**TEKS HASIL EKSTRAKSI**
*-*-*

• Photo :
        • Gurun Sahara, Afrika Utara.,
        Gurun Sahara, Afrika Utara.

      Sahijab – Pada tahun 1333 Masehi, setelah melalui perjalanan panjang melewati wilayah Iran, Anatolia, dan Asia Tengah, Ibnu Battutah akhirnya singgah di tepi sungai Indus, Tepi Barat India, yang dikuasai Sultan Muhammad Tugluq (baca Tuglak), penguasa muslim di Delhi. Di sana, ia diangkat menjadi seorang qodi atau hakim agung di Kesultanan Delhi hingga lebih dari tujuh tahun lamanya. 

      Dalam sebuah misi ke Tiongkok, di tahun ke-8, ia dan rombongan Kesultanan Delhi singgah di Samudera Pasai, di Aceh saat ini, yang saat itu dikuasai penguasa muslim, Sultan Malik At-Tohir, seorang Sultan yang alim dan cerdas. Ya, Ibnu Battutah menorehkan jejak perjalanannya sampai ke Nusantara.

      Samudera Pasai di Aceh, memiliki kesan tersendiri bagi Ibnu Battutah. Dua minggu tinggal di negeri Nusantara ini, Ibnu Battutah benar-benar mendapat pengalaman baru yang membuatnya terkesan. Samudera Pasai yang sangat subur, segar, dan hijau kala itu menjadi pusat studi Islam di Asia Tenggara, dan mempertahankan adat budaya setempat dengan sangat baik.

      Baca juga: Perjalanan Panjang Ibnu Battutah Bagian 1​

      Ibnu Battutah menceritakan dalam bukunya bahwa ia disambut dengan sangat baik di Samudera Pasai Aceh. Dia juga mengatakan bahwa sang Sultan merupakan raja yang dermawan, mencintai ilmu, dan mencintai jihad fi sabilillah memperjuangkan Islam. Keadaan alam yang indah dan adat budaya yang ramah selalu terkenang di benak Ibnu Battutah.

*-*-*

**MATERI YANG DITAMPILKAN**
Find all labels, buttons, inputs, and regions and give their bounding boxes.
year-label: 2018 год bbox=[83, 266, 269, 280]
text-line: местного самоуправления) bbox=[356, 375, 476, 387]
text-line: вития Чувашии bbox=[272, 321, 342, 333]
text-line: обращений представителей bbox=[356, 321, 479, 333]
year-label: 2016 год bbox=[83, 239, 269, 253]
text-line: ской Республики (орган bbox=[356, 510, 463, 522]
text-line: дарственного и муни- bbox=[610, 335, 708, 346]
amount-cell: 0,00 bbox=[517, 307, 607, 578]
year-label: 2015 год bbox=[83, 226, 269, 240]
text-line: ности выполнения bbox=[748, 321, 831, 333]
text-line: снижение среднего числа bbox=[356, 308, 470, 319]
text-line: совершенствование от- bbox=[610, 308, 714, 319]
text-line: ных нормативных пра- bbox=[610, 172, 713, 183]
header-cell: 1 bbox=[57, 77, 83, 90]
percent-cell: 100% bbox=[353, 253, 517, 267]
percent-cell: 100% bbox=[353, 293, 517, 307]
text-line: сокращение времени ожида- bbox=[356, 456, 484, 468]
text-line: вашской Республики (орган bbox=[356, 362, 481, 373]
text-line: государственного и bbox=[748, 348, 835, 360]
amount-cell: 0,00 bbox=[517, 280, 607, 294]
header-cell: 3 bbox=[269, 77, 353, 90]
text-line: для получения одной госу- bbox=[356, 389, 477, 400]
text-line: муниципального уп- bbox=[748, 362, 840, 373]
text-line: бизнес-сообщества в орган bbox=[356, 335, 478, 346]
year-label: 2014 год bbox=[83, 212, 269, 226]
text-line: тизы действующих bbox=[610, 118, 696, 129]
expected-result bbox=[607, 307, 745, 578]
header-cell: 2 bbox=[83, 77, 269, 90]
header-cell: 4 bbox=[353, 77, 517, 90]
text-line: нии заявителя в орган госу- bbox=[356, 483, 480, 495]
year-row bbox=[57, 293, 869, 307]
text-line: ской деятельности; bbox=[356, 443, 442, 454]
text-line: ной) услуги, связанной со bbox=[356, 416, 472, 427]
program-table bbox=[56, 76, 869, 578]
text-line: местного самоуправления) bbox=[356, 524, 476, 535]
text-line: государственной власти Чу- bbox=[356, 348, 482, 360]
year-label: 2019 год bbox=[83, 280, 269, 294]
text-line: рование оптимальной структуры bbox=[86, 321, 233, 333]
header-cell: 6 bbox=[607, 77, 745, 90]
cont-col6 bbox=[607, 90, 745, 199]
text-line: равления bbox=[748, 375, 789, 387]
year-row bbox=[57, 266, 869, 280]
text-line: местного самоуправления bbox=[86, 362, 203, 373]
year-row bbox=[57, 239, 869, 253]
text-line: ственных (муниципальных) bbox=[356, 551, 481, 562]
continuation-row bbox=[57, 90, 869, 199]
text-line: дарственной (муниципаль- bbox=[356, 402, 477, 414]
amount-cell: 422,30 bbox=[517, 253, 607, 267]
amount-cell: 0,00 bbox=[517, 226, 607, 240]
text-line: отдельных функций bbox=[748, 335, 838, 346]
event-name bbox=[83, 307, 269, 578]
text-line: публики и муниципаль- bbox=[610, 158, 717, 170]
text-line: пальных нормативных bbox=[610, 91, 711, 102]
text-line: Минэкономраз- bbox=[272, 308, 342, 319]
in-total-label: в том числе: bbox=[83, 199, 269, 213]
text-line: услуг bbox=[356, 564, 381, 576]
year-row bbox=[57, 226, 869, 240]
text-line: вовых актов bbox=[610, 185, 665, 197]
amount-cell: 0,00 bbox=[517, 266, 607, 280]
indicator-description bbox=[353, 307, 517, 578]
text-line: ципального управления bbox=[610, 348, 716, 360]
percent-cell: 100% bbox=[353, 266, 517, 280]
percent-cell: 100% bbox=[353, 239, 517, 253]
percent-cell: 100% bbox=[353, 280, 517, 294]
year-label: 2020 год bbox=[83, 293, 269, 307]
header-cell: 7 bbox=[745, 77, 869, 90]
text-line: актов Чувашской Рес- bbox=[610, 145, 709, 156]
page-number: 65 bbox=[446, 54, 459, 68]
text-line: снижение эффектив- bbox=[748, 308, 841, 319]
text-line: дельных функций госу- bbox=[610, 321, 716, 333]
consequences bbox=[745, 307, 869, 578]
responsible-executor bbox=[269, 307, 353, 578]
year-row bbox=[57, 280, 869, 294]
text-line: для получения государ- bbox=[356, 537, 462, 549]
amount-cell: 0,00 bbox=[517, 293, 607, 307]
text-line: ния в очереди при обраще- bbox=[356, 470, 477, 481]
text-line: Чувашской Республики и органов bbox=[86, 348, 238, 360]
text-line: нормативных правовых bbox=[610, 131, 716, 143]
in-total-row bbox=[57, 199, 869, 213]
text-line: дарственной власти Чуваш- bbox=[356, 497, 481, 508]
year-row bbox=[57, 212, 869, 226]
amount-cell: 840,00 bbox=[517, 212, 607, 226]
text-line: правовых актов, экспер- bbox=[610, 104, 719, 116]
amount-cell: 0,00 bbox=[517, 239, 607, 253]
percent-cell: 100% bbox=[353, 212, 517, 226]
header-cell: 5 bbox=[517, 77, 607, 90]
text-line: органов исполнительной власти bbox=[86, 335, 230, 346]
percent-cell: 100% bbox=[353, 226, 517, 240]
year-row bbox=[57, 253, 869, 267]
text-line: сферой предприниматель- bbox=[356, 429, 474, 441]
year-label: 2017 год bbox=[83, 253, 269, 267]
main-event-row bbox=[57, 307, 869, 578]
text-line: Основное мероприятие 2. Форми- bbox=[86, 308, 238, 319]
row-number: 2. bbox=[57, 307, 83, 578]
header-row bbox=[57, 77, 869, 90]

*-*-*

**YANG HARUS DIKERJAKAN**
[a] Sebutkan wilayah-wilayah yang dilalui Ibnu Battutah sebelum ia singgah di tepi sungai Indus, sebagaimana tercantum dalam teks tentang perjalanan Ibnu Battutah.
[b] Lanjutkan teks tentang perjalanan Ibnu Battutah mulai dari bagian terakhirnya.

**JAWABAN YANG DIHARAPKAN**
[a] Iran, Anatolia, dan Asia Tengah.

[b]
      Dari dulu disebut Ibnu Battutah bahwa di Sumatera itu banyak sekali gajah, subhanallah. Gajah sampai hari ini juga menjadi simbol lambang di Aceh.

      Ibnu Battutah menyebutkan bahwa kendaraan istimewa kerajaan adalah gajah dan kuda. Kalau sultan sedang naik gajah, maka pasukan akan naik kuda. Demikian sebaliknya, bila Sultan naik kuda, maka seluruh pasukan naik gajah.

      Unik sekali, dan bagaimana rombongan Battutah dijamu dengan istimewa di Samudra Pasai, sambil menyebutkan beberapa tanaman khas Sumatera, pohon kemenyan, cengkih, sampai kampar. Subhanallah, inilah surga dunia, kekayaan alam terbaik di dunia.

      Ibnu Battutah singgah selama beberapa minggu dan disempatkan merayakan pernikahan putra Sultan Malik At-Tohir dan mencatat tiap detail adat pernikahan di Kesultanan Samudera Pasai. 

      Seusai misinya, Ibnu Battutah memutuskan kembali ke Mekah, melewati India untuk menunaikan ibadah hajinya di tahun 1348 Masehi. Dari Mekah, ia memutuskan untuk kembali ke negerinya, Maroko. Tiba di kampung halaman di Tanjir, ia mendapati orang tuanya telah lama tiada.

      Sungguh petualangan dan kisah Islami yang sangat fenomenal dan istimewa, setiap perjalanannya selalu diawali dari Tanah Suci Mekah, dan berakhir kembali di Mekah. Kota Suci Mekah seakan menjadi poros dari segala petualangannya.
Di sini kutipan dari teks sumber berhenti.